◆ **GOAL OF THE EXERCISE**
Below is a listing; copy all of it exactly.

Data extracted from a collection:
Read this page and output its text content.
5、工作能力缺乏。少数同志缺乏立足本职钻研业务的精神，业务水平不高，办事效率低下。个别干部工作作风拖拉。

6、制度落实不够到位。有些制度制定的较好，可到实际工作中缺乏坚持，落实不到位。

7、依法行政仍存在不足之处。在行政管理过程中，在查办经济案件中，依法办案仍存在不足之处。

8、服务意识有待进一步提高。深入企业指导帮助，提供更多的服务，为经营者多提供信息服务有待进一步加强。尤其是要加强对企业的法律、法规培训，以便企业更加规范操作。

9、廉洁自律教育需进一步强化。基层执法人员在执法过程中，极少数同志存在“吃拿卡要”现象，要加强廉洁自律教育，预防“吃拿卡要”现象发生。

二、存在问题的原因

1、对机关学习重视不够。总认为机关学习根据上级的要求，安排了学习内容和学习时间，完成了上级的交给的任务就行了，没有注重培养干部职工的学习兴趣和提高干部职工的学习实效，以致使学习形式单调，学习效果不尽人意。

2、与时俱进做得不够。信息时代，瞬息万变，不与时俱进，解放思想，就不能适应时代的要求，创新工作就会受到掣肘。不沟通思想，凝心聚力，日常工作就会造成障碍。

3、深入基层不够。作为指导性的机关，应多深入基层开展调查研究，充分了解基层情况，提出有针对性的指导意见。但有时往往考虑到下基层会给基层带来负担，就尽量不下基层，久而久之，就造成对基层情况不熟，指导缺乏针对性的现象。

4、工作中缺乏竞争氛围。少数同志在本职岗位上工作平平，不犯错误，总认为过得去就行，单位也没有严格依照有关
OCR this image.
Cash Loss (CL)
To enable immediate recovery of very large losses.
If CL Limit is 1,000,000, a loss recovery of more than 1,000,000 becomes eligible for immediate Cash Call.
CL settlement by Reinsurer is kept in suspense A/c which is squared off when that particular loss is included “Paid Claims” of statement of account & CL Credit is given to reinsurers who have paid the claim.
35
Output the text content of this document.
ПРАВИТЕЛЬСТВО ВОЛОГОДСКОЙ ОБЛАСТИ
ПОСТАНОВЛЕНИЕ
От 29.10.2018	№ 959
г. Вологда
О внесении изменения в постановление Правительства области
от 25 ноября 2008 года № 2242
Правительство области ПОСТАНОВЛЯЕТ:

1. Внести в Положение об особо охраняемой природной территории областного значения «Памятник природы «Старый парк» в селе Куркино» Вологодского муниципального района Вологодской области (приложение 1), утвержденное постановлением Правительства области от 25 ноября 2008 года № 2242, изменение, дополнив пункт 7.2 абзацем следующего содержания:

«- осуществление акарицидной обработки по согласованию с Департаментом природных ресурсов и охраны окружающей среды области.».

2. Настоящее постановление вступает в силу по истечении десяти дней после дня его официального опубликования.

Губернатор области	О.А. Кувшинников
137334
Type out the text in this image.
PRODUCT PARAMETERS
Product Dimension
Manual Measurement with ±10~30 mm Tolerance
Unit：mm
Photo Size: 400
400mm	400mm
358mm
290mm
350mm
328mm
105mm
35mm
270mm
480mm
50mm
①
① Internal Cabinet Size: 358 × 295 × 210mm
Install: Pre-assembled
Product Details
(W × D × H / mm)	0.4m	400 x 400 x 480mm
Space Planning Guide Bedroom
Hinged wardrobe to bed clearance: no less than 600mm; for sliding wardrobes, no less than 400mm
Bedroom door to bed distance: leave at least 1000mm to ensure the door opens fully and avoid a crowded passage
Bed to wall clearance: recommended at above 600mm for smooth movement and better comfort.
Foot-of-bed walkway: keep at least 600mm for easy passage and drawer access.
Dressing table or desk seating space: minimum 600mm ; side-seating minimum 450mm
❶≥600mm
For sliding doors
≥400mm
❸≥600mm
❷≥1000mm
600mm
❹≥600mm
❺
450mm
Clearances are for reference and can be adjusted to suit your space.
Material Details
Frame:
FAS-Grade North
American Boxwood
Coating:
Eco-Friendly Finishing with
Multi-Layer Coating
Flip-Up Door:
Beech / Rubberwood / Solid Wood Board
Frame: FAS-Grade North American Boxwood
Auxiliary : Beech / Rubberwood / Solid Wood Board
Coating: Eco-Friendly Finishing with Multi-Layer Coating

◆ **TASK SOLUTION**
Read this page and output its text content.
5、工作能力缺乏。少数同志缺乏立足本职钻研业务的精神，业务水平不高，办事效率低下。个别干部工作作风拖拉。

6、制度落实不够到位。有些制度制定的较好，可到实际工作中缺乏坚持，落实不到位。

7、依法行政仍存在不足之处。在行政管理过程中，在查办经济案件中，依法办案仍存在不足之处。

8、服务意识有待进一步提高。深入企业指导帮助，提供更多的服务，为经营者多提供信息服务有待进一步加强。尤其是要加强对企业的法律、法规培训，以便企业更加规范操作。

9、廉洁自律教育需进一步强化。基层执法人员在执法过程中，极少数同志存在“吃拿卡要”现象，要加强廉洁自律教育，预防“吃拿卡要”现象发生。

二、存在问题的原因

1、对机关学习重视不够。总认为机关学习根据上级的要求，安排了学习内容和学习时间，完成了上级的交给的任务就行了，没有注重培养干部职工的学习兴趣和提高干部职工的学习实效，以致使学习形式单调，学习效果不尽人意。

2、与时俱进做得不够。信息时代，瞬息万变，不与时俱进，解放思想，就不能适应时代的要求，创新工作就会受到掣肘。不沟通思想，凝心聚力，日常工作就会造成障碍。

3、深入基层不够。作为指导性的机关，应多深入基层开展调查研究，充分了解基层情况，提出有针对性的指导意见。但有时往往考虑到下基层会给基层带来负担，就尽量不下基层，久而久之，就造成对基层情况不熟，指导缺乏针对性的现象。

4、工作中缺乏竞争氛围。少数同志在本职岗位上工作平平，不犯错误，总认为过得去就行，单位也没有严格依照有关
OCR this image.
Cash Loss (CL)
To enable immediate recovery of very large losses.
If CL Limit is 1,000,000, a loss recovery of more than 1,000,000 becomes eligible for immediate Cash Call.
CL settlement by Reinsurer is kept in suspense A/c which is squared off when that particular loss is included “Paid Claims” of statement of account & CL Credit is given to reinsurers who have paid the claim.
35
Output the text content of this document.
ПРАВИТЕЛЬСТВО ВОЛОГОДСКОЙ ОБЛАСТИ
ПОСТАНОВЛЕНИЕ
От 29.10.2018	№ 959
г. Вологда
О внесении изменения в постановление Правительства области
от 25 ноября 2008 года № 2242
Правительство области ПОСТАНОВЛЯЕТ:

1. Внести в Положение об особо охраняемой природной территории областного значения «Памятник природы «Старый парк» в селе Куркино» Вологодского муниципального района Вологодской области (приложение 1), утвержденное постановлением Правительства области от 25 ноября 2008 года № 2242, изменение, дополнив пункт 7.2 абзацем следующего содержания:

«- осуществление акарицидной обработки по согласованию с Департаментом природных ресурсов и охраны окружающей среды области.».

2. Настоящее постановление вступает в силу по истечении десяти дней после дня его официального опубликования.

Губернатор области	О.А. Кувшинников
137334
Type out the text in this image.
PRODUCT PARAMETERS
Product Dimension
Manual Measurement with ±10~30 mm Tolerance
Unit：mm
Photo Size: 400
400mm	400mm
358mm
290mm
350mm
328mm
105mm
35mm
270mm
480mm
50mm
①
① Internal Cabinet Size: 358 × 295 × 210mm
Install: Pre-assembled
Product Details
(W × D × H / mm)	0.4m	400 x 400 x 480mm
Space Planning Guide Bedroom
Hinged wardrobe to bed clearance: no less than 600mm; for sliding wardrobes, no less than 400mm
Bedroom door to bed distance: leave at least 1000mm to ensure the door opens fully and avoid a crowded passage
Bed to wall clearance: recommended at above 600mm for smooth movement and better comfort.
Foot-of-bed walkway: keep at least 600mm for easy passage and drawer access.
Dressing table or desk seating space: minimum 600mm ; side-seating minimum 450mm
❶≥600mm
For sliding doors
≥400mm
❸≥600mm
❷≥1000mm
600mm
❹≥600mm
❺
450mm
Clearances are for reference and can be adjusted to suit your space.
Material Details
Frame:
FAS-Grade North
American Boxwood
Coating:
Eco-Friendly Finishing with
Multi-Layer Coating
Flip-Up Door:
Beech / Rubberwood / Solid Wood Board
Frame: FAS-Grade North American Boxwood
Auxiliary : Beech / Rubberwood / Solid Wood Board
Coating: Eco-Friendly Finishing with Multi-Layer Coating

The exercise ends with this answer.